▶ Problem to work on
Copy all lines holding the word "Kollegen" from the entries.

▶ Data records

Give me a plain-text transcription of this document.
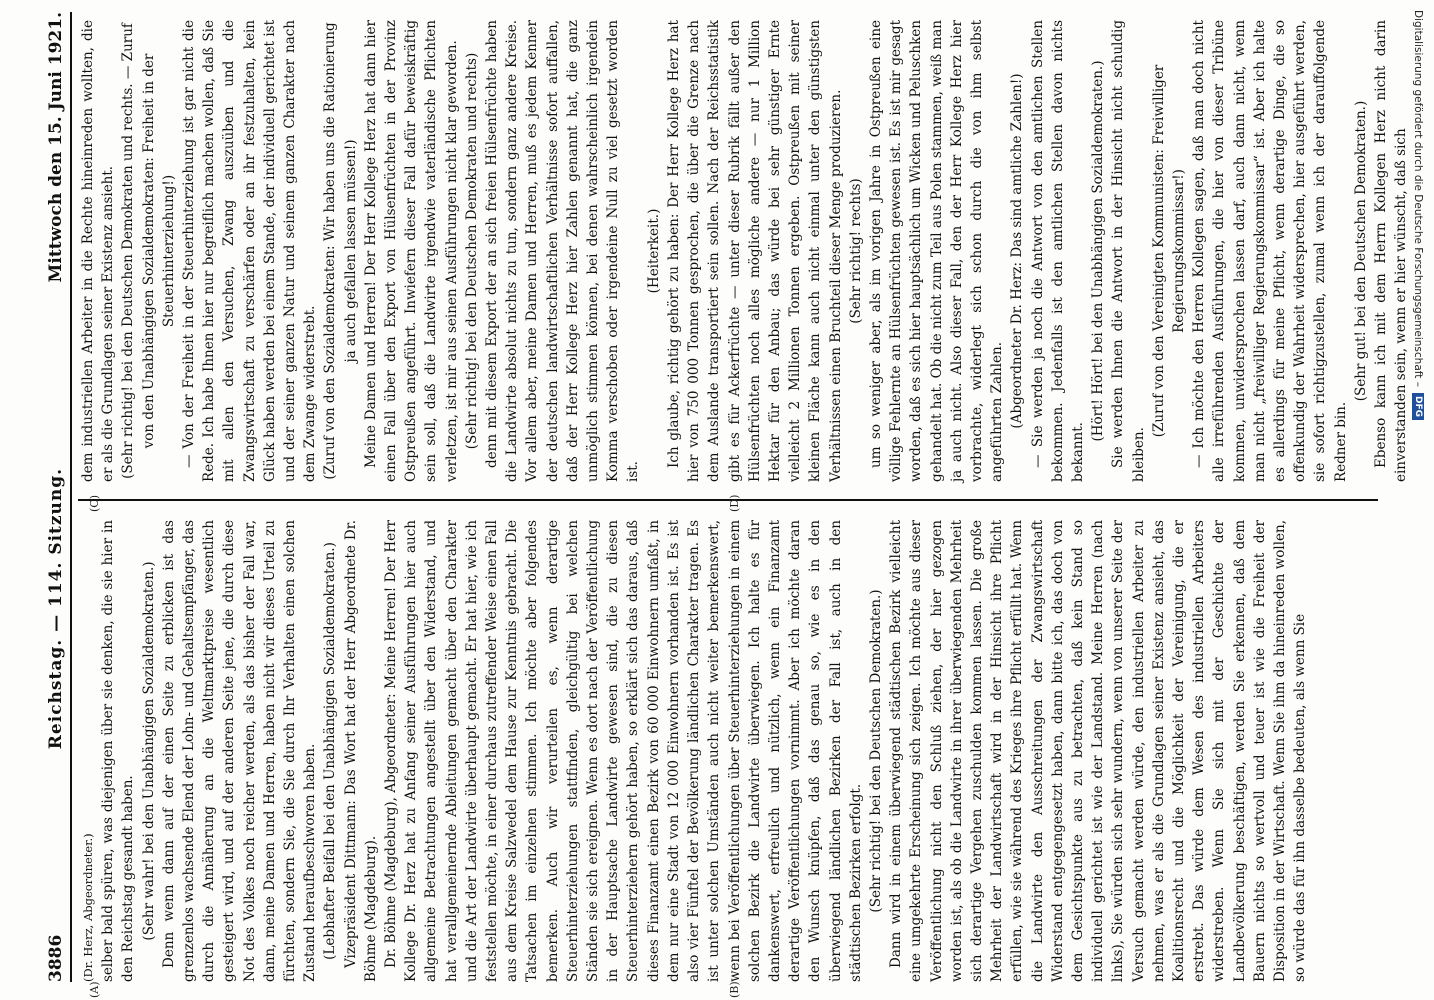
3886
Reichstag. — 114. Sitzung.
Mittwoch den 15. Juni 1921.

(Dr. Herz, Abgeordneter.) selber bald spüren, was diejenigen über sie denken, die sie hier in den Reichstag gesandt haben. (Sehr wahr! bei den Unabhängigen Sozialdemokraten.) Denn wenn dann auf der einen Seite zu erblicken ist das grenzenlos wachsende Elend der Lohn- und Gehaltsempfänger, das durch die Annäherung an die Weltmarktpreise wesentlich gesteigert wird, und auf der anderen Seite jene, die durch diese Not des Volkes noch reicher werden, als das bisher der Fall war, dann, meine Damen und Herren, haben nicht wir dieses Urteil zu fürchten, sondern Sie, die Sie durch Ihr Verhalten einen solchen Zustand heraufbeschworen haben. (Lebhafter Beifall bei den Unabhängigen Sozialdemokraten.) Vizepräsident Dittmann: Das Wort hat der Herr Abgeordnete Dr. Böhme (Magdeburg). Dr. Böhme (Magdeburg), Abgeordneter: Meine Herren! Der Herr Kollege Dr. Herz hat zu Anfang seiner Ausführungen hier auch allgemeine Betrachtungen angestellt über den Widerstand, und hat verallgemeinernde Ableitungen gemacht über den Charakter und die Art der Landwirte überhaupt gemacht. Er hat hier, wie ich feststellen möchte, in einer durchaus zutreffender Weise einen Fall aus dem Kreise Salzwedel dem Hause zur Kenntnis gebracht. Die Tatsachen im einzelnen stimmen. Ich möchte aber folgendes bemerken. Auch wir verurteilen es, wenn derartige Steuerhinterziehungen stattfinden, gleichgültig bei welchen Ständen sie sich ereignen. Wenn es dort nach der Veröffentlichung in der Hauptsache Landwirte gewesen sind, die zu diesen Steuerhinterziehern gehört haben, so erklärt sich das daraus, daß dieses Finanzamt einen Bezirk von 60 000 Einwohnern umfaßt, in dem nur eine Stadt von 12 000 Einwohnern vorhanden ist. Es ist also vier Fünftel der Bevölkerung ländlichen Charakter tragen. Es ist unter solchen Umständen auch nicht weiter bemerkenswert, wenn bei Veröffentlichungen über Steuerhinterziehungen in einem solchen Bezirk die Landwirte überwiegen. Ich halte es für dankenswert, erfreulich und nützlich, wenn ein Finanzamt derartige Veröffentlichungen vornimmt. Aber ich möchte daran den Wunsch knüpfen, daß das genau so, wie es in den überwiegend ländlichen Bezirken der Fall ist, auch in den städtischen Bezirken erfolgt. (Sehr richtig! bei den Deutschen Demokraten.) Dann wird in einem überwiegend städtischen Bezirk vielleicht eine umgekehrte Erscheinung sich zeigen. Ich möchte aus dieser Veröffentlichung nicht den Schluß ziehen, der hier gezogen worden ist, als ob die Landwirte in ihrer überwiegenden Mehrheit sich derartige Vergehen zuschulden kommen lassen. Die große Mehrheit der Landwirtschaft wird in der Hinsicht ihre Pflicht erfüllen, wie sie während des Krieges ihre Pflicht erfüllt hat. Wenn die Landwirte den Ausschreitungen der Zwangswirtschaft Widerstand entgegengesetzt haben, dann bitte ich, das doch von dem Gesichtspunkte aus zu betrachten, daß kein Stand so individuell gerichtet ist wie der Landstand. Meine Herren (nach links), Sie würden sich sehr wundern, wenn von unserer Seite der Versuch gemacht werden würde, den industriellen Arbeiter zu nehmen, was er als die Grundlagen seiner Existenz ansieht, das Koalitionsrecht und die Möglichkeit der Vereinigung, die er erstrebt. Das würde dem Wesen des industriellen Arbeiters widerstreben. Wenn Sie sich mit der Geschichte der Landbevölkerung beschäftigen, werden Sie erkennen, daß dem Bauern nichts so wertvoll und teuer ist wie die Freiheit der Disposition in der Wirtschaft. Wenn Sie ihm da hineinreden wollen, so würde das für ihn dasselbe bedeuten, als wenn Sie

dem industriellen Arbeiter in die Rechte hineinreden wollten, die er als die Grundlagen seiner Existenz ansieht. (Sehr richtig! bei den Deutschen Demokraten und rechts. — Zuruf von den Unabhängigen Sozialdemokraten: Freiheit in der Steuerhinterziehung!) — Von der Freiheit in der Steuerhinterziehung ist gar nicht die Rede. Ich habe Ihnen hier nur begreiflich machen wollen, daß Sie mit allen den Versuchen, Zwang auszuüben und die Zwangswirtschaft zu verschärfen oder an ihr festzuhalten, kein Glück haben werden bei einem Stande, der individuell gerichtet ist und der seiner ganzen Natur und seinem ganzen Charakter nach dem Zwange widerstrebt. (Zuruf von den Sozialdemokraten: Wir haben uns die Rationierung ja auch gefallen lassen müssen!) Meine Damen und Herren! Der Herr Kollege Herz hat dann hier einen Fall über den Export von Hülsenfrüchten in der Provinz Ostpreußen angeführt. Inwiefern dieser Fall dafür beweiskräftig sein soll, daß die Landwirte irgendwie vaterländische Pflichten verletzen, ist mir aus seinen Ausführungen nicht klar geworden. (Sehr richtig! bei den Deutschen Demokraten und rechts) denn mit diesem Export der an sich freien Hülsenfrüchte haben die Landwirte absolut nichts zu tun, sondern ganz andere Kreise. Vor allem aber, meine Damen und Herren, muß es jedem Kenner der deutschen landwirtschaftlichen Verhältnisse sofort auffallen, daß der Herr Kollege Herz hier Zahlen genannt hat, die ganz unmöglich stimmen können, bei denen wahrscheinlich irgendein Komma verschoben oder irgendeine Null zu viel gesetzt worden ist.

(Heiterkeit.) Ich glaube, richtig gehört zu haben: Der Herr Kollege Herz hat hier von 750 000 Tonnen gesprochen, die über die Grenze nach dem Auslande transportiert sein sollen. Nach der Reichsstatistik gibt es für Ackerfrüchte — unter dieser Rubrik fällt außer den Hülsenfrüchten noch alles mögliche andere — nur 1 Million Hektar für den Anbau; das würde bei sehr günstiger Ernte vielleicht 2 Millionen Tonnen ergeben. Ostpreußen mit seiner kleinen Fläche kann auch nicht einmal unter den günstigsten Verhältnissen einen Bruchteil dieser Menge produzieren. (Sehr richtig! rechts) um so weniger aber, als im vorigen Jahre in Ostpreußen eine völlige Fehlernte an Hülsenfrüchten gewesen ist. Es ist mir gesagt worden, daß es sich hier hauptsächlich um Wicken und Peluschken gehandelt hat. Ob die nicht zum Teil aus Polen stammen, weiß man ja auch nicht. Also dieser Fall, den der Herr Kollege Herz hier vorbrachte, widerlegt sich schon durch die von ihm selbst angeführten Zahlen. (Abgeordneter Dr. Herz: Das sind amtliche Zahlen!) — Sie werden ja noch die Antwort von den amtlichen Stellen bekommen. Jedenfalls ist den amtlichen Stellen davon nichts bekannt.

(Hört! Hört! bei den Unabhängigen Sozialdemokraten.) Sie werden Ihnen die Antwort in der Hinsicht nicht schuldig bleiben.

(Zuruf von den Vereinigten Kommunisten: Freiwilliger Regierungskommissar!) — Ich möchte den Herren Kollegen sagen, daß man doch nicht alle irreführenden Ausführungen, die hier von dieser Tribüne kommen, unwidersprochen lassen darf, auch dann nicht, wenn man nicht „freiwilliger Regierungskommissar“ ist. Aber ich halte es allerdings für meine Pflicht, wenn derartige Dinge, die so offenkundig der Wahrheit widersprechen, hier ausgeführt werden, sie sofort richtigzustellen, zumal wenn ich der darauffolgende Redner bin.

(Sehr gut! bei den Deutschen Demokraten.) Ebenso kann ich mit dem Herrn Kollegen Herz nicht darin einverstanden sein, wenn er hier wünscht, daß sich

(A)	(B)
(C)	(D)
Digitalisierung gefördert durch die Deutsche Forschungsgemeinschaft –
DFG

▶ Answer for this exercise
(Zuruf von den Vereinigten Kommunisten: Freiwilliger Regierungskommissar!) — Ich möchte den Herren Kollegen sagen, daß man doch nicht alle irreführenden Ausführungen, die hier von dieser Tribüne kommen, unwidersprochen lassen darf, auch dann nicht, wenn man nicht „freiwilliger Regierungskommissar“ ist. Aber ich halte es allerdings für meine Pflicht, wenn derartige Dinge, die so offenkundig der Wahrheit widersprechen, hier ausgeführt werden, sie sofort richtigzustellen, zumal wenn ich der darauffolgende Redner bin.
(Sehr gut! bei den Deutschen Demokraten.) Ebenso kann ich mit dem Herrn Kollegen Herz nicht darin einverstanden sein, wenn er hier wünscht, daß sich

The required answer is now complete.